Excerpt
________________________________________

Robert Nicolaï witnessed the development of quantitative linguistics in the Nice University around the proeminent figure of Pierre Guiraud. Robert Nicolai was Guiraud’s student at the University of Nice in the late 1960s, early 1970s. He recalls that Guiraud’s lectures focused on lexicology and semantics more than statistics. He was especially concerned by morphosemantic roots and the etymological structures of French which can be only tackled with large lexical data allowing to deal with semantic universals (see Bergounioux this volume for more details).

Guiraud created the department of General Linguistics at the University of Nice and, with Gabriel Manessy, a research group named Ideric (Institut de Recherche Interethnique et Interculturel) [Institute of Interethnic and Intercultural Research] which Nicolai directed after Guiraud’s death.

The interview with Jean Petitot turned into a chapter in this volume (Petitot, Léon, Loiseau, this volume).

Interviews with Pierre Lafon, Maurice Tournier, Évelyne Bourion and Micheline Petruszewycs focused mainly on the development of the lexicométrie school. Micheline Petruszewycs has been the assistant of the mathematician Georges-Théodule Guilbaud (1912 – 2008). G.-T. Guilbaud was the founder of a laboratory, the « Center for analysis and mathematics for Social sciences » (Centre d’analyse et de mathématiques sociales) at the 6th section of EPHE (École pratique des hautes études). He also animated two seminars for years.[3] The Friday seminar was devoted to mathematics for social sciences and had been very influencial. It was attended by various people such as the mathematicians Pierre Achard, Bernard Jaulin, Simon Reignier, the ethnologist Robert Jaulin, and many psychologists — among them François Bresson and his students. The composer Iannis Xenakis used to attend this seminar. It should be said that statistics, and more generally mathematics, were well regarded by social scientists of EPHE (6th section). Guilbaud was even invited to give a course on statistics within Levi-Strauss’s seminar. The Thursday seminar focused on linguistics, more specifically on lexicometry with the participation of Pierre Lafon, Annie Geoffroy, Maurice Tournier, André Salem (who studied mathematics in Moscow with Andrej Kolmogorov) as well as other members of the Laboratoire de Lexicométrie de St Cloud. Guilbaud introduced the hypergeometric law which helped solving some ill explicited formulations made by the St Cloud group.

Presentation of the contributions

The volume gathers contributions either by people that have been involved in the field of which they are giving an account, or by people specialized in the history of linguistics. In both cases, however, the same historical focus has been adopted by all contributors.

Some contributions are focussing on individuals (such as Thom, Benzécri, or Guiraud), while others are focusing on larger fields of research (chapters by Léon, Loiseau, Longré and Mellet).

The contributions have been organised in two parts. The first one focuses on vocabulary statistics. The second one gathers contributions presenting mathematical models.

The first part ‘Vocabulary statistics’ includes four papers on the pioneering works in the 1950-60s and three papers on contemporary research. Some emblematic personalities and projects played a significant role in these early years and it is not surprising that they were adressed in several chapters : Pierre Guiraud and Georges Gougenheim (Bergounioux, Léon) ; Benoît Mandelbrot (Léon, Le Roux) ; TLF (Brunet, Candel).

________________________________________

Material to process
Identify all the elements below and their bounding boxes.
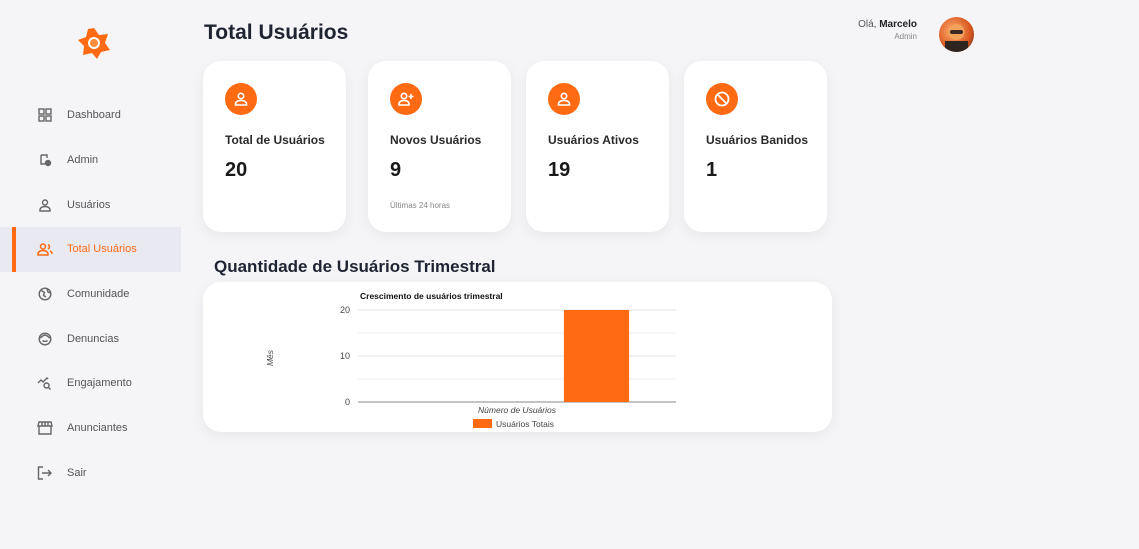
stat-card: Usuários Banidos 1	[684, 61, 827, 232]
chart-title: Crescimento de usuários trimestral	[360, 291, 503, 301]
logo[interactable]	[77, 27, 111, 59]
sidebar-item-dashboard[interactable]: Dashboard	[0, 93, 181, 138]
sidebar-item-label: Anunciantes	[67, 422, 128, 435]
users-icon	[37, 241, 53, 257]
bar	[563, 310, 630, 402]
sidebar-item-label: Comunidade	[67, 288, 130, 301]
sidebar: Dashboard Admin Usuários Total Usuários Comu…	[0, 0, 181, 549]
sidebar-item-denuncias[interactable]: Denuncias	[0, 316, 181, 361]
sidebar-item-engajamento[interactable]: Engajamento	[0, 361, 181, 406]
face-icon	[37, 331, 53, 347]
sidebar-nav: Dashboard Admin Usuários Total Usuários Comu…	[0, 93, 181, 495]
shield-user-icon	[37, 152, 53, 168]
user-plus-icon	[390, 83, 422, 115]
legend-swatch	[473, 419, 492, 428]
sidebar-item-usuarios[interactable]: Usuários	[0, 182, 181, 227]
stat-label: Novos Usuários	[390, 133, 482, 147]
sidebar-item-admin[interactable]: Admin	[0, 138, 181, 183]
user-icon	[37, 197, 53, 213]
greeting-text: Olá,	[858, 19, 877, 30]
stat-value: 1	[706, 159, 718, 181]
stat-card: Total de Usuários 20	[203, 61, 346, 232]
sidebar-item-sair[interactable]: Sair	[0, 451, 181, 496]
logout-icon	[37, 465, 53, 481]
y-tick-label: 0	[345, 397, 350, 407]
stat-value: 20	[225, 159, 248, 181]
y-axis-label: Mês	[265, 349, 275, 366]
user-icon	[548, 83, 580, 115]
x-axis-label: Número de Usuários	[478, 405, 557, 415]
sidebar-item-label: Sair	[67, 466, 87, 479]
section-title: Quantidade de Usuários Trimestral	[214, 257, 496, 276]
store-icon	[37, 420, 53, 436]
stat-card: Novos Usuários 9 Últimas 24 horas	[368, 61, 511, 232]
user-greeting: Olá, Marcelo Admin	[858, 19, 917, 41]
legend-label: Usuários Totais	[496, 419, 554, 429]
sidebar-item-label: Engajamento	[67, 377, 132, 390]
stat-card: Usuários Ativos 19	[526, 61, 669, 232]
sidebar-item-comunidade[interactable]: Comunidade	[0, 272, 181, 317]
sidebar-item-label: Usuários	[67, 198, 111, 211]
stat-label: Usuários Ativos	[548, 133, 639, 147]
page-title: Total Usuários	[204, 21, 349, 44]
user-name: Marcelo	[879, 19, 917, 30]
sidebar-item-anunciantes[interactable]: Anunciantes	[0, 406, 181, 451]
ban-icon	[706, 83, 738, 115]
globe-icon	[37, 286, 53, 302]
stat-note: Últimas 24 horas	[390, 201, 451, 210]
sidebar-item-label: Dashboard	[67, 109, 121, 122]
stat-value: 9	[390, 159, 402, 181]
chart-card: Crescimento de usuários trimestral 0 10 20 N…	[203, 282, 832, 432]
sidebar-item-label: Total Usuários	[67, 243, 137, 256]
chart-search-icon	[37, 375, 53, 391]
y-tick-label: 10	[340, 351, 350, 361]
sidebar-item-label: Denuncias	[67, 332, 119, 345]
user-icon	[225, 83, 257, 115]
y-tick-label: 20	[340, 305, 350, 315]
user-role: Admin	[894, 32, 917, 41]
bar-chart: Crescimento de usuários trimestral 0 10 20 N…	[265, 291, 676, 429]
stat-value: 19	[548, 159, 571, 181]
avatar[interactable]	[939, 17, 974, 52]
sidebar-item-label: Admin	[67, 154, 99, 167]
grid-icon	[37, 107, 53, 123]
sidebar-item-total-usuarios[interactable]: Total Usuários	[0, 227, 181, 272]
stat-label: Total de Usuários	[225, 133, 325, 147]
stat-label: Usuários Banidos	[706, 133, 809, 147]
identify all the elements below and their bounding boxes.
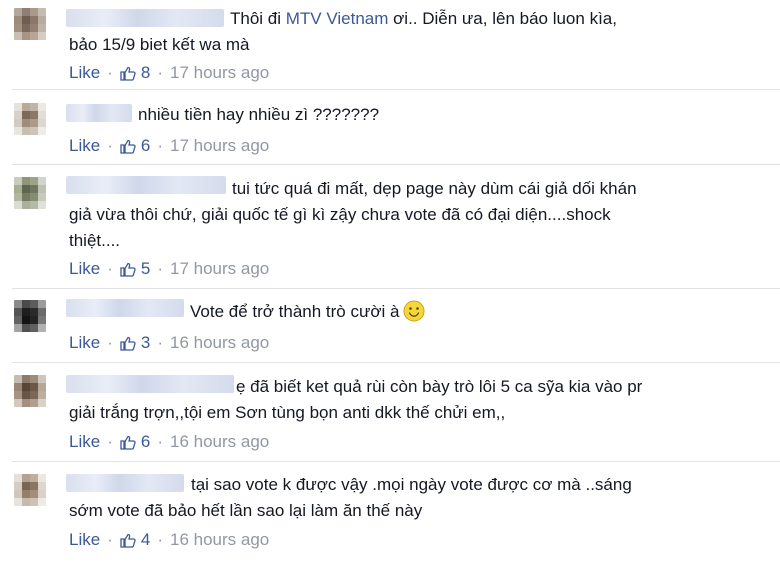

________________________________________

Short exercise 1
In the records, swap "Anunciantes" for "Parceiros" in the stretch from the line containing "stat-card: Usuários Banidos" through the line containing "288, 130, 301]", leaving everything else unchanged. Return only those lines.
Short exercise 2
Extend the excerpt on quantitative linguistics in France past its final sentence.
The excerpt on quantitative linguistics in France and the records are unrelated.

Result 1
stat-card: Usuários Banidos 1	[684, 61, 827, 232]
chart-title: Crescimento de usuários trimestral	[360, 291, 503, 301]
logo[interactable]	[77, 27, 111, 59]
sidebar-item-dashboard[interactable]: Dashboard	[0, 93, 181, 138]
sidebar-item-label: Parceiros	[67, 422, 128, 435]
users-icon	[37, 241, 53, 257]
bar	[563, 310, 630, 402]
sidebar-item-label: Comunidade	[67, 288, 130, 301]

Result 2
Jacqueline Léon deals with early French statistical linguistics and its institutionalisation: after presenting the role of the instigators, Mario Roques (1875-1961) and Marcel Cohen (1884-1974), she examines the three paths followed by the pioneers: (i) the teaching track with Georges Gougenheim (1900–1972) and Le Français Élementaire ; (ii) the stylistic track with Pierre Guiraud (1912-1983) and later Charles Muller (1909-2015) ; (iii) finally, the mathematical and Information theory track with Benoît Mandelbrot (1924-2010), René Moreau (1921-2009) and the Centre Favard. She shows that statistical studies of vocabulary contributed greatly to the changes in French linguistics that took place in the 1950-60s. As statistical studies of vocabulary, simultaneously with the first experiments of machine translation, were the first fields to be computerized, they made possible the automation of linguistics that took place in the USA ten years before.

Gabriel Bergounioux dedicates a whole chapter to Pierre Guiraud (1912-1983), one of the major pioneers of quantitative linguistics in France. He emphasizes the originality of Guiraud’s approach and his role in the beginning of statistical studies on vocabulary. Guiraud published three key works on the domain, a comprehensive bibliography (1954) and two methodological essays (1954 and 1960). At first, Guiraud characterized linguistics as an observational science grounded on statistics, like sociology and economics. Later, he claimed that it was cognitive-based. His approach was both stylistic (with statistical studies of Guillaume Apollinaire’s and Paul Valéry’s vocabulary) and etymological. For that purpose he worked out the concept of “morpho-semantic field”. Bergounioux shows how his position of outsider shed light on the conditions in which quantitative linguistics emerged in France.

Danielle Candel’s chapter is a testimony on the building of the Trésor de la Langue Française, a major dictionary project (1971-1994). This project aimed at building a reference corpus providing the basis and the data for the lexicographic analyses. The corpus built for that project is then one of the early exemples of corpus built to be representative of a language, to assist the lexicographer to derive meanings from observed usages in context, and large enough in order to extract the frequencies of the lexical items. Danielle Candel shows how the quantitative approach and the use of a large-scale database is linked with many steps in the building of the dictionary.

In the chapter devoted to the ”lexicometric” school, Sylvain Loiseau tries to show the theoretical assumptions and the institutional settings that lead to the development of this very influencial line of research. The quantitative analysis according to lexicometry is aimed at providing a scientific tool for the analysis of ideological content of texts. The main methods developed in the field of lexicometry are presented, focusing on the quantitative assumption of the method specificity. Some characteristics of lexicometry are still influential in contemporary research in corpus linguistics in France: the focus on text, the search for an ideological “backstage” beneath the words, the idea that quantitative textual analysis can help providing an objectivity in the analysis of such a backstage.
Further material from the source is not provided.